● EXERCISE PROMPT: Go through the listing below and gather every line with the word "وغيرها".

Stored items:
──────────
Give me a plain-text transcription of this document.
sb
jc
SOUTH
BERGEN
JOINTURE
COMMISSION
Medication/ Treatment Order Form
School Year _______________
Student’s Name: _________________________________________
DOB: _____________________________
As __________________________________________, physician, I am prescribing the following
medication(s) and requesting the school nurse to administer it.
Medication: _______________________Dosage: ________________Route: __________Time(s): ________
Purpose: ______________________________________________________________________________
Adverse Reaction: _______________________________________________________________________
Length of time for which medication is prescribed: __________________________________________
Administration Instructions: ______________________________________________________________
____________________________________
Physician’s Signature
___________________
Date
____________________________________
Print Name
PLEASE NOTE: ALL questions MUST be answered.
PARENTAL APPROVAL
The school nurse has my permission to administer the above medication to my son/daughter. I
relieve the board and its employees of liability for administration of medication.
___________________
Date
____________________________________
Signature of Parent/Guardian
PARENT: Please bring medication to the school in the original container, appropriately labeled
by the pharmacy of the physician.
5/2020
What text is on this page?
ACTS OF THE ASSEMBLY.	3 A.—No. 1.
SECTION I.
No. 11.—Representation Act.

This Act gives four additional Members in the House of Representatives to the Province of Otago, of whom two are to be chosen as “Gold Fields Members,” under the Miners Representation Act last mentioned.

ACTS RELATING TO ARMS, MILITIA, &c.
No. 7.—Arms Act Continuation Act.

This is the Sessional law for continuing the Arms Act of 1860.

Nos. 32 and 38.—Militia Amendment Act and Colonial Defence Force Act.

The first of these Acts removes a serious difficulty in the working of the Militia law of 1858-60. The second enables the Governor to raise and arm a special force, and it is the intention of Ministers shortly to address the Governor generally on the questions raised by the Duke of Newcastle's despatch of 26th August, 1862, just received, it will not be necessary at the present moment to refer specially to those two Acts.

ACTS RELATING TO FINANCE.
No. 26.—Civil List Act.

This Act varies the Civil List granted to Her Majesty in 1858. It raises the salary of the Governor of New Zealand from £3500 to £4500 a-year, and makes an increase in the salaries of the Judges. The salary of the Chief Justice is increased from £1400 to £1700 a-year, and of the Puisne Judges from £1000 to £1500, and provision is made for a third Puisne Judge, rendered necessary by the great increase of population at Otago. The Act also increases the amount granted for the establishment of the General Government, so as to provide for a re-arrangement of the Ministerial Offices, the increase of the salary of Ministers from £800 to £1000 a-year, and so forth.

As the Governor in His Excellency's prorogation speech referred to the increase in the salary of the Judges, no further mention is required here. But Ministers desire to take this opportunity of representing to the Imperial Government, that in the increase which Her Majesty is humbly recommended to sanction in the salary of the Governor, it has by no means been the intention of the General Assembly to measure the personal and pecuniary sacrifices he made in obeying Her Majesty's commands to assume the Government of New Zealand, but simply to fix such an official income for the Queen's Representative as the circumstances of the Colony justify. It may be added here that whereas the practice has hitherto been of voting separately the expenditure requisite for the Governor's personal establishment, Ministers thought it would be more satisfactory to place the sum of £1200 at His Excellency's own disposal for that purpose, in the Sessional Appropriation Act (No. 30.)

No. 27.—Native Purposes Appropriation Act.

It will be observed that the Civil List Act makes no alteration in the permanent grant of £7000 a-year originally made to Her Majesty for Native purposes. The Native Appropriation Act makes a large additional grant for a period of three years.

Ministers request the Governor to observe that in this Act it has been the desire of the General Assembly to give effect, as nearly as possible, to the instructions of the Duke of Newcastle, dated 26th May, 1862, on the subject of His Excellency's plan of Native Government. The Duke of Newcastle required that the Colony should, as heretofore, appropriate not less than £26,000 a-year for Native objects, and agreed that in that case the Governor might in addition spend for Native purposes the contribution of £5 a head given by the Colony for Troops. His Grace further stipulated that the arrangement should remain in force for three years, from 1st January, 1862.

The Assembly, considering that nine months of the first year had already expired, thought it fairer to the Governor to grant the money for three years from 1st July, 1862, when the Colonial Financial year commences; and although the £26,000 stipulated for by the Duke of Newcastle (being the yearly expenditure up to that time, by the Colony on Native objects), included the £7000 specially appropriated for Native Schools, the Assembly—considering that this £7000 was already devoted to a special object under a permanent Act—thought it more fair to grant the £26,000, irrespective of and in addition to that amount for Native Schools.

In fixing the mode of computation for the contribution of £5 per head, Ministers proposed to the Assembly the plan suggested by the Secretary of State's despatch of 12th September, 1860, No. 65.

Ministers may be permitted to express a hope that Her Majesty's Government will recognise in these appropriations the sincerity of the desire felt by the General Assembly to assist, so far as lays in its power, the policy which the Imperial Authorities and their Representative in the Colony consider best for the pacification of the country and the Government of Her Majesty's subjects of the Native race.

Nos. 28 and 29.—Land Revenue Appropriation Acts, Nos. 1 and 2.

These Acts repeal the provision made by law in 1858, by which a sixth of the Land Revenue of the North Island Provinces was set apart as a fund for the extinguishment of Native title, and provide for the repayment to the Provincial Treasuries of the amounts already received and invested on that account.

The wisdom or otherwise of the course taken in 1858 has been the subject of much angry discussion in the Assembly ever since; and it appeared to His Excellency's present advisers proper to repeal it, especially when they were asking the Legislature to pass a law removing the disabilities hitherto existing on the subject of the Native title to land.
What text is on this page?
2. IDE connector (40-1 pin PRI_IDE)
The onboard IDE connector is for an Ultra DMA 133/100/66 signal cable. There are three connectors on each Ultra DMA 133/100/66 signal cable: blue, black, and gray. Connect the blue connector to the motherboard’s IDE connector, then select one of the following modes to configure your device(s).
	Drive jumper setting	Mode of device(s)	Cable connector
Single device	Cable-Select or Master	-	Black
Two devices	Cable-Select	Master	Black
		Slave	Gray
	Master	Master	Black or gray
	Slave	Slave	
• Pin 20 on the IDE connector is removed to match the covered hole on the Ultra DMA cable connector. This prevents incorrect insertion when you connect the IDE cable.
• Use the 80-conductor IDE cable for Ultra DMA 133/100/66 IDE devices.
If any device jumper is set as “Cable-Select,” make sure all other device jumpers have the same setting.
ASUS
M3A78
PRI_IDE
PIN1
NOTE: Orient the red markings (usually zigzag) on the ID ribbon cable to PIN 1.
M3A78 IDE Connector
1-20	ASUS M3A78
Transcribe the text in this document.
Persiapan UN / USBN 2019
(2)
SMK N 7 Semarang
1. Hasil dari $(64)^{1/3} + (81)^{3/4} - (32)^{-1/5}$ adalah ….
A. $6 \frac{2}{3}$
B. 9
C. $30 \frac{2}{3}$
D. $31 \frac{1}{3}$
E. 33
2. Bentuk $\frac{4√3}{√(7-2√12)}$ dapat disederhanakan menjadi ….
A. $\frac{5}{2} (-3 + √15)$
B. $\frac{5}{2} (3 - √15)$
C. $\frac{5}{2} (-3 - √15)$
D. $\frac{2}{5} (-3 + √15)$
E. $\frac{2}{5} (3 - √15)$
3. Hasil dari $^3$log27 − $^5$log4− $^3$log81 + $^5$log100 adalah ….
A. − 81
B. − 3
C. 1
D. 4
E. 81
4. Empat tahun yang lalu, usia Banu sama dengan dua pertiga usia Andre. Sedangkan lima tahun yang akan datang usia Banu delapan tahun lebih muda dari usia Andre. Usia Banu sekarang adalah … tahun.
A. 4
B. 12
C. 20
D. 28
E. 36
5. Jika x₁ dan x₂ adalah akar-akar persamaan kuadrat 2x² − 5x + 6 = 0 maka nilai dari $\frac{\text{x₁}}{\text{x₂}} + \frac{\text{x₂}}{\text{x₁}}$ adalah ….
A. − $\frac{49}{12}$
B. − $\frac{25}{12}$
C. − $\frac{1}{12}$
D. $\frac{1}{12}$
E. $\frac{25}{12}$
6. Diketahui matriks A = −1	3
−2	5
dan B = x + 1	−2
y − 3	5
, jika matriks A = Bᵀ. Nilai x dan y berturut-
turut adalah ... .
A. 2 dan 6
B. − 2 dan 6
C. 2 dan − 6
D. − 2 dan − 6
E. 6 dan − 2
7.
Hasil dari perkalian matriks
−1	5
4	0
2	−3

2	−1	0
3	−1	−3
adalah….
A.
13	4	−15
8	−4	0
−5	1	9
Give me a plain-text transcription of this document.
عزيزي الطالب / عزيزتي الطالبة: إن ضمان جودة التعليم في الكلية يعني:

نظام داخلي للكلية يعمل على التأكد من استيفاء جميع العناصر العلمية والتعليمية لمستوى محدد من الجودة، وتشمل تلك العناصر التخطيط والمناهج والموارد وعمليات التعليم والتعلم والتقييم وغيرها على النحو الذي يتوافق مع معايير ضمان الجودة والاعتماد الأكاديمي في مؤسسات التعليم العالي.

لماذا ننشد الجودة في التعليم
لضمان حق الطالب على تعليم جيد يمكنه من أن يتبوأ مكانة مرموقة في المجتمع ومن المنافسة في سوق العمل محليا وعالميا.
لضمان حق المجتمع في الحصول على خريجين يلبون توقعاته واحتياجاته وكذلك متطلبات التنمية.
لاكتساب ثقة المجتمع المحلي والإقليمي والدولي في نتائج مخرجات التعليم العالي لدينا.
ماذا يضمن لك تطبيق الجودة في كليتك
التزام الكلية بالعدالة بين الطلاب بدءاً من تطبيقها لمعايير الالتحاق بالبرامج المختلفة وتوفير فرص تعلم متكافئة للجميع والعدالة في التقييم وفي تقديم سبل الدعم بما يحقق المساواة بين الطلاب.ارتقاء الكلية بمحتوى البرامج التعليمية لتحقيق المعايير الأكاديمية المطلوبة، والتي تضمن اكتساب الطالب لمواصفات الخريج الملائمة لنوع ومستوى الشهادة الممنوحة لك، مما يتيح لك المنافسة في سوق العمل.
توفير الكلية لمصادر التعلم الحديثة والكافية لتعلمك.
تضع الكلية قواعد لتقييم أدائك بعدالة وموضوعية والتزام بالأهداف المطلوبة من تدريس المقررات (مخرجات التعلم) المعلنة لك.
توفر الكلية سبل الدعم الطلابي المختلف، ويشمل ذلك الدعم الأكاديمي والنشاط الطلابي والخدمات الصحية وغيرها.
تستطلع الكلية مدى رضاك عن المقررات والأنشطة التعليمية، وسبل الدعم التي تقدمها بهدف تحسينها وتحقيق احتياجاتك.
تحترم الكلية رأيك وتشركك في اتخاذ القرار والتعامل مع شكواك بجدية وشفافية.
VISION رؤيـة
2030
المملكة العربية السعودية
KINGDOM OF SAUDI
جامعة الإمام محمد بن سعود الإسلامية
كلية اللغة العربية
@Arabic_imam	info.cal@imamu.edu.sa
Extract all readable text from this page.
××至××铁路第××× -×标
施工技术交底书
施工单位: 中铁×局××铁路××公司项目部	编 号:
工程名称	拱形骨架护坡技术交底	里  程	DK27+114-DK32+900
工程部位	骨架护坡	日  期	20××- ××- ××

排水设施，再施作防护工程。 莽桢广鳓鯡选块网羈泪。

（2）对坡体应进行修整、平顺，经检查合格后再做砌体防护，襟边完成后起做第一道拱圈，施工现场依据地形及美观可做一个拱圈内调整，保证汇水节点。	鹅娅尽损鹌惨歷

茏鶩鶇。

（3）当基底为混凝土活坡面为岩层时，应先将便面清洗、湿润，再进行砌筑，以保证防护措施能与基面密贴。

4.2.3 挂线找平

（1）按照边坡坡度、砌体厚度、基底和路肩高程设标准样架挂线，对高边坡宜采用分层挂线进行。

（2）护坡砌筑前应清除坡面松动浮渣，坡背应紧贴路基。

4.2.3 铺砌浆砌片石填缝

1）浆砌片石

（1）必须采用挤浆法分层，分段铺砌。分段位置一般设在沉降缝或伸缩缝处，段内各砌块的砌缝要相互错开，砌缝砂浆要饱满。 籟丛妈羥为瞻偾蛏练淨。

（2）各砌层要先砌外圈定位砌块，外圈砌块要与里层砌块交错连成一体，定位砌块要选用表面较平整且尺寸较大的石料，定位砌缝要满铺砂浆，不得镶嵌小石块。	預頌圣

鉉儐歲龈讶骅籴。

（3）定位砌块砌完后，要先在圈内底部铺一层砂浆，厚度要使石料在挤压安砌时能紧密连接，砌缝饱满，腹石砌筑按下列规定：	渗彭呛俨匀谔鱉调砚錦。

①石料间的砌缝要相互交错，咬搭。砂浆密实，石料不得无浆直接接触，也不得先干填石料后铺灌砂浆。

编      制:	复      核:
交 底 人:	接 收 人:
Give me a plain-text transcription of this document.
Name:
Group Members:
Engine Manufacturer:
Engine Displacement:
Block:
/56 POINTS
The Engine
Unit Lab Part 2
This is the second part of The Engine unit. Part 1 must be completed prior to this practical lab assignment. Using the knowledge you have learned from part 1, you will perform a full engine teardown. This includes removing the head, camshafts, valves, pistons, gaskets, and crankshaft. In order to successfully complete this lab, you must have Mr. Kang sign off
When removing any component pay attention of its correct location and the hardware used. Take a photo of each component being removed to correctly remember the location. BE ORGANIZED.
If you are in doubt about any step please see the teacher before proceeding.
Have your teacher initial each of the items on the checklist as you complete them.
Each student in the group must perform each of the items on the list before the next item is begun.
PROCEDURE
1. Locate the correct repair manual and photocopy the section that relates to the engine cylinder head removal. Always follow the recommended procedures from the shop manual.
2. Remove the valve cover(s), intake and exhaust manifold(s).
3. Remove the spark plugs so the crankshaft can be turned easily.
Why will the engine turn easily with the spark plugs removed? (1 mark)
──────────
● TASK OUTPUT:
نظام داخلي للكلية يعمل على التأكد من استيفاء جميع العناصر العلمية والتعليمية لمستوى محدد من الجودة، وتشمل تلك العناصر التخطيط والمناهج والموارد وعمليات التعليم والتعلم والتقييم وغيرها على النحو الذي يتوافق مع معايير ضمان الجودة والاعتماد الأكاديمي في مؤسسات التعليم العالي.
توفر الكلية سبل الدعم الطلابي المختلف، ويشمل ذلك الدعم الأكاديمي والنشاط الطلابي والخدمات الصحية وغيرها.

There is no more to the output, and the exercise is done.